● **Data entries**:
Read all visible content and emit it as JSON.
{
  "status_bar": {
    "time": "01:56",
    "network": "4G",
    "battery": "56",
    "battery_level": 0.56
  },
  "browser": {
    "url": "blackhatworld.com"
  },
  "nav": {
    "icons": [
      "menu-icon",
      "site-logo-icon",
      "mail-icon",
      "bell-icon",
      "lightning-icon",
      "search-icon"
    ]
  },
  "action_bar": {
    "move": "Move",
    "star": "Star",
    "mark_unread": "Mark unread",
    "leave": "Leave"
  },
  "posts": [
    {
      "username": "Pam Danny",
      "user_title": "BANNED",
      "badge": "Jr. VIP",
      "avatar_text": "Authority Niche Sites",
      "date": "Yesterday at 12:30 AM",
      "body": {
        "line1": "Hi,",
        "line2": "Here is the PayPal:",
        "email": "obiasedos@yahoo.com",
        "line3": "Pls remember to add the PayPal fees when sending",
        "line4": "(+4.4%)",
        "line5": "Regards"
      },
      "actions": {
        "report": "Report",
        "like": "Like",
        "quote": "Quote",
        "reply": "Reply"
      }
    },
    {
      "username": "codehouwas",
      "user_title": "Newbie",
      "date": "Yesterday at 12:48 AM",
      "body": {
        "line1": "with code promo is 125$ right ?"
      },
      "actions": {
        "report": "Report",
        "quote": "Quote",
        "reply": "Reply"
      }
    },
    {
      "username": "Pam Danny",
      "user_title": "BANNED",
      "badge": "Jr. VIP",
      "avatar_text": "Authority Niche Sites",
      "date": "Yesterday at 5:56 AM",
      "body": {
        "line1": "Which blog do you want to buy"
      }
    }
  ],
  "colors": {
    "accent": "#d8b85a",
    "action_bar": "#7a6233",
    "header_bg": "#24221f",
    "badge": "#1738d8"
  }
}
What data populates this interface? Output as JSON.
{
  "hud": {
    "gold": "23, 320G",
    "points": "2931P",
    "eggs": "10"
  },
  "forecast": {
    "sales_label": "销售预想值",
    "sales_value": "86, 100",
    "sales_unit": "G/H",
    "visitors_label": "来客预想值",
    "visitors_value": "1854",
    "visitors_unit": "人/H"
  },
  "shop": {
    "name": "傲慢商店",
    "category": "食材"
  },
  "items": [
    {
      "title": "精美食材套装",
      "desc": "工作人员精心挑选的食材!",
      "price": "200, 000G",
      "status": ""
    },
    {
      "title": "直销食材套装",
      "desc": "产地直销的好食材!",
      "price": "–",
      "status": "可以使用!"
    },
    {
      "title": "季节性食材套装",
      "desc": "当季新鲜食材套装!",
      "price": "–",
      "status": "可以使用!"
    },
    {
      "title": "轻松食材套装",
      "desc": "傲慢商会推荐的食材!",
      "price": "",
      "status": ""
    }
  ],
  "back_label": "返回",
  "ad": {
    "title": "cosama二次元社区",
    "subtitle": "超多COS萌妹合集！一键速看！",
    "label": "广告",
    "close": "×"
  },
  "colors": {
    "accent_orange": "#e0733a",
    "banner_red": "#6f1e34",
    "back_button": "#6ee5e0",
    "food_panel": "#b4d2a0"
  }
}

● **What the task asks**: Begin with the line that contains "What data populates" and quote each line after it exactly, stopping after the last line of the data.

● **Exercise output**:
What data populates this interface? Output as JSON.
{
  "hud": {
    "gold": "23, 320G",
    "points": "2931P",
    "eggs": "10"
  },
  "forecast": {
    "sales_label": "销售预想值",
    "sales_value": "86, 100",
    "sales_unit": "G/H",
    "visitors_label": "来客预想值",
    "visitors_value": "1854",
    "visitors_unit": "人/H"
  },
  "shop": {
    "name": "傲慢商店",
    "category": "食材"
  },
  "items": [
    {
      "title": "精美食材套装",
      "desc": "工作人员精心挑选的食材!",
      "price": "200, 000G",
      "status": ""
    },
    {
      "title": "直销食材套装",
      "desc": "产地直销的好食材!",
      "price": "–",
      "status": "可以使用!"
    },
    {
      "title": "季节性食材套装",
      "desc": "当季新鲜食材套装!",
      "price": "–",
      "status": "可以使用!"
    },
    {
      "title": "轻松食材套装",
      "desc": "傲慢商会推荐的食材!",
      "price": "",
      "status": ""
    }
  ],
  "back_label": "返回",
  "ad": {
    "title": "cosama二次元社区",
    "subtitle": "超多COS萌妹合集！一键速看！",
    "label": "广告",
    "close": "×"
  },
  "colors": {
    "accent_orange": "#e0733a",
    "banner_red": "#6f1e34",
    "back_button": "#6ee5e0",
    "food_panel": "#b4d2a0"
  }
}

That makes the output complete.